[Records drawn from a dataset]
▶

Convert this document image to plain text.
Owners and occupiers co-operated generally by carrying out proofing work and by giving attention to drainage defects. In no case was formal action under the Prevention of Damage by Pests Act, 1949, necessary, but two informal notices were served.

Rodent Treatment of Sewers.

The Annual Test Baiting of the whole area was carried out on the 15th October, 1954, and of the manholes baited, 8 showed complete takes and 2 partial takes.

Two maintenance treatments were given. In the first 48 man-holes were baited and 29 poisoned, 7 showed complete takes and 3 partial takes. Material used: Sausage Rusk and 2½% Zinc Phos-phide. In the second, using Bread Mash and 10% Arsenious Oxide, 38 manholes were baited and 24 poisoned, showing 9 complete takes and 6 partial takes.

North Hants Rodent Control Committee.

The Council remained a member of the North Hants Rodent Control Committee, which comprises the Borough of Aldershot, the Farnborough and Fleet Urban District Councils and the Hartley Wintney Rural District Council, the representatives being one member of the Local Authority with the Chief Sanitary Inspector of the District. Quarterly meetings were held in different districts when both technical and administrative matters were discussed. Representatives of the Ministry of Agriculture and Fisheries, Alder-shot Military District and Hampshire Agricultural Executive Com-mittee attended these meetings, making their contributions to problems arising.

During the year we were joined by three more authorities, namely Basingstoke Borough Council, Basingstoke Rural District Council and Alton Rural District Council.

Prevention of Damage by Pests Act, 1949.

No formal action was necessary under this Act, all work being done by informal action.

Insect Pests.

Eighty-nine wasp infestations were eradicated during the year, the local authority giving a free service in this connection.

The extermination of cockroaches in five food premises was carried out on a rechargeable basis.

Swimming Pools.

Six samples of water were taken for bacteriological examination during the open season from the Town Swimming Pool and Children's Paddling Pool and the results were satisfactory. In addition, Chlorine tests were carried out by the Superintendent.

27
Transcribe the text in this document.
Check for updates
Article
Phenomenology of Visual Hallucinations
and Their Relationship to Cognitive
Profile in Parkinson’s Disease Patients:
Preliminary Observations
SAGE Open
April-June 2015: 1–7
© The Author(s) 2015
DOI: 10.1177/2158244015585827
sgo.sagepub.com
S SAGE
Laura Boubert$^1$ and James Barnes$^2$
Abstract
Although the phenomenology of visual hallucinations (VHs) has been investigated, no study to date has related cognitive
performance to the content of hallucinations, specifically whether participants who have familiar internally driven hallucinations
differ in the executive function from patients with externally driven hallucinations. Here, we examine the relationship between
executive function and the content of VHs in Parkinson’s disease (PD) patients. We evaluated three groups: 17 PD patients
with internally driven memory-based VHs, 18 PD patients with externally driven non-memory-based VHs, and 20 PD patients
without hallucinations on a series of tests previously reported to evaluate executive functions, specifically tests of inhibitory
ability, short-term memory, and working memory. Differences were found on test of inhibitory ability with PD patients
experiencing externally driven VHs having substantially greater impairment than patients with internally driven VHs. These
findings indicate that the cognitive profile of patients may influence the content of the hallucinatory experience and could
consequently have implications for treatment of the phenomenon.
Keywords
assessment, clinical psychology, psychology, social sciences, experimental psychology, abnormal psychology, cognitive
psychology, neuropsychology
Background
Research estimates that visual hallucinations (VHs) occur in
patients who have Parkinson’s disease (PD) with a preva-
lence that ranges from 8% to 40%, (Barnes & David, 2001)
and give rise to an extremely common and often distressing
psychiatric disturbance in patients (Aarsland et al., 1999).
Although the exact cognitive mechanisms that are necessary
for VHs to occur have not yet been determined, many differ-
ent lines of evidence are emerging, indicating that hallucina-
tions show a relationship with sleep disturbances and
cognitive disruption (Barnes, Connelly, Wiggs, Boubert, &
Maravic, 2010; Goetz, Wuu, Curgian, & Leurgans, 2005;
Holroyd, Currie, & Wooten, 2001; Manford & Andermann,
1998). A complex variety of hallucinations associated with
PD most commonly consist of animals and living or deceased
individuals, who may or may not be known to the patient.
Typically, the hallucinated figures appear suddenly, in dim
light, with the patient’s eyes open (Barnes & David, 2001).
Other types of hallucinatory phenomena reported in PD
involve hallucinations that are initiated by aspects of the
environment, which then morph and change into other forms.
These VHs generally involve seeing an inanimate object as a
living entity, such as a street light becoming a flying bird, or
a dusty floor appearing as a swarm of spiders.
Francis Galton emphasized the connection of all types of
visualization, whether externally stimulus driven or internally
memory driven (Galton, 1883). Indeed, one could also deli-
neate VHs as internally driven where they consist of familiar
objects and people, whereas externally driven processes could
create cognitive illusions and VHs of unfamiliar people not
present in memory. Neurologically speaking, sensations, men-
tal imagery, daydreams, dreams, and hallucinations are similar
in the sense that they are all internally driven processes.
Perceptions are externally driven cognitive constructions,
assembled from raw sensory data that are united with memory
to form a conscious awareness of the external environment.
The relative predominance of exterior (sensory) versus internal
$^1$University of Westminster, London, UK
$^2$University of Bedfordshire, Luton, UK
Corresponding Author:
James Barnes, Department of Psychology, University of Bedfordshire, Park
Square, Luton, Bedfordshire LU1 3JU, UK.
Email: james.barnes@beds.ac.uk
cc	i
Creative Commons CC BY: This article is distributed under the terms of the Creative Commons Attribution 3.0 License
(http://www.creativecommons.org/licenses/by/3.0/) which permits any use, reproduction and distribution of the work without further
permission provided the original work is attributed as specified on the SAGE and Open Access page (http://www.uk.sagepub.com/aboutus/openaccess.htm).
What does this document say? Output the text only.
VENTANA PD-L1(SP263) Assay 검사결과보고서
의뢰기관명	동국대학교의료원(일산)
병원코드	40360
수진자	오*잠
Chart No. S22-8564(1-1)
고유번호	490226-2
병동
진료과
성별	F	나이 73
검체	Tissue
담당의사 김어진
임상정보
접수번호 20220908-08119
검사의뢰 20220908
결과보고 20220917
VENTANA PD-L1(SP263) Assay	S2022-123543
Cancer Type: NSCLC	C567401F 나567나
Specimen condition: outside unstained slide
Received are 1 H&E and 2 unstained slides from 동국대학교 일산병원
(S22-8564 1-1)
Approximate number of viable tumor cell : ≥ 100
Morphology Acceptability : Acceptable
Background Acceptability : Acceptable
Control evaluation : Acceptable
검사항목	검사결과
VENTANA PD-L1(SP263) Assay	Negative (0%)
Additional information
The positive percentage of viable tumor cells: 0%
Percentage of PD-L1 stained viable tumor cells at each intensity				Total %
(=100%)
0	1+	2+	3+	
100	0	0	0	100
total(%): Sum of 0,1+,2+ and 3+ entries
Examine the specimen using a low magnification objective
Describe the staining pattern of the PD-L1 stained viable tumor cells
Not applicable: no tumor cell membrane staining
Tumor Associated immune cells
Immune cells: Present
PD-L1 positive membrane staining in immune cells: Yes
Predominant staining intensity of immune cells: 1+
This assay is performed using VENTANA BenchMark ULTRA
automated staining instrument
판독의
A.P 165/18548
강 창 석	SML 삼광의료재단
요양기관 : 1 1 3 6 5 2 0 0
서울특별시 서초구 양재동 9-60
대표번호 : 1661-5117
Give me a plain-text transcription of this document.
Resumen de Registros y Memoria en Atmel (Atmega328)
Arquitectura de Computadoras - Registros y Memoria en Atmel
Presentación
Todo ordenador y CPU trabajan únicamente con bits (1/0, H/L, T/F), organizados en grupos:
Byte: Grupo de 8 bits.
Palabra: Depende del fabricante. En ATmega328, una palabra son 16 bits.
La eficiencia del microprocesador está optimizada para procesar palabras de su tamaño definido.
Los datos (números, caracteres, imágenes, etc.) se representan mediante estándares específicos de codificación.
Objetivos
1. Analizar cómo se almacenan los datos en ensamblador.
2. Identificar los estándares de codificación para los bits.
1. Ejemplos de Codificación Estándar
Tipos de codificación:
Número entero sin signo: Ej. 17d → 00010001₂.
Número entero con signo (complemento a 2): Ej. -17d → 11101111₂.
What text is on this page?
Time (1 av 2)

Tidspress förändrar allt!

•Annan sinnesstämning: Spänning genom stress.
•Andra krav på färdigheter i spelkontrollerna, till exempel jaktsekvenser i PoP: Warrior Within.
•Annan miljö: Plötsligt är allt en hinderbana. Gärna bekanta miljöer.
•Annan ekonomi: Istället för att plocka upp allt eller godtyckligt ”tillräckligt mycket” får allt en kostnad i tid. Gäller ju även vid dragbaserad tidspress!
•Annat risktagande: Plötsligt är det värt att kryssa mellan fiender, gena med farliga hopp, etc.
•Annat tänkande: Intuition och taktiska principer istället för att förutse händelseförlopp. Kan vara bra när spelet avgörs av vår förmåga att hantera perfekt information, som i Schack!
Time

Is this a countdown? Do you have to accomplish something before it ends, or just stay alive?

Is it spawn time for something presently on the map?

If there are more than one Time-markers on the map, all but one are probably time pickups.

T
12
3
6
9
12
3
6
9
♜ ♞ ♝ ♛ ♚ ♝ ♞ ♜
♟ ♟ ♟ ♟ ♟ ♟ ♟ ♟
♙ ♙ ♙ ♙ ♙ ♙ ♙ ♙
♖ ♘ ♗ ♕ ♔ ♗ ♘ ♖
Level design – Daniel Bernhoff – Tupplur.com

◀

» **Activity**
Repeat only the lines starting at the one that contains "What text is on this page?" and ending at the last line above, exactly as written.

» **Task result**
What text is on this page?
Time (1 av 2)

Tidspress förändrar allt!

•Annan sinnesstämning: Spänning genom stress.
•Andra krav på färdigheter i spelkontrollerna, till exempel jaktsekvenser i PoP: Warrior Within.
•Annan miljö: Plötsligt är allt en hinderbana. Gärna bekanta miljöer.
•Annan ekonomi: Istället för att plocka upp allt eller godtyckligt ”tillräckligt mycket” får allt en kostnad i tid. Gäller ju även vid dragbaserad tidspress!
•Annat risktagande: Plötsligt är det värt att kryssa mellan fiender, gena med farliga hopp, etc.
•Annat tänkande: Intuition och taktiska principer istället för att förutse händelseförlopp. Kan vara bra när spelet avgörs av vår förmåga att hantera perfekt information, som i Schack!
Time

Is this a countdown? Do you have to accomplish something before it ends, or just stay alive?

Is it spawn time for something presently on the map?

If there are more than one Time-markers on the map, all but one are probably time pickups.

T
12
3
6
9
12
3
6
9
♜ ♞ ♝ ♛ ♚ ♝ ♞ ♜
♟ ♟ ♟ ♟ ♟ ♟ ♟ ♟
♙ ♙ ♙ ♙ ♙ ♙ ♙ ♙
♖ ♘ ♗ ♕ ♔ ♗ ♘ ♖
Level design – Daniel Bernhoff – Tupplur.com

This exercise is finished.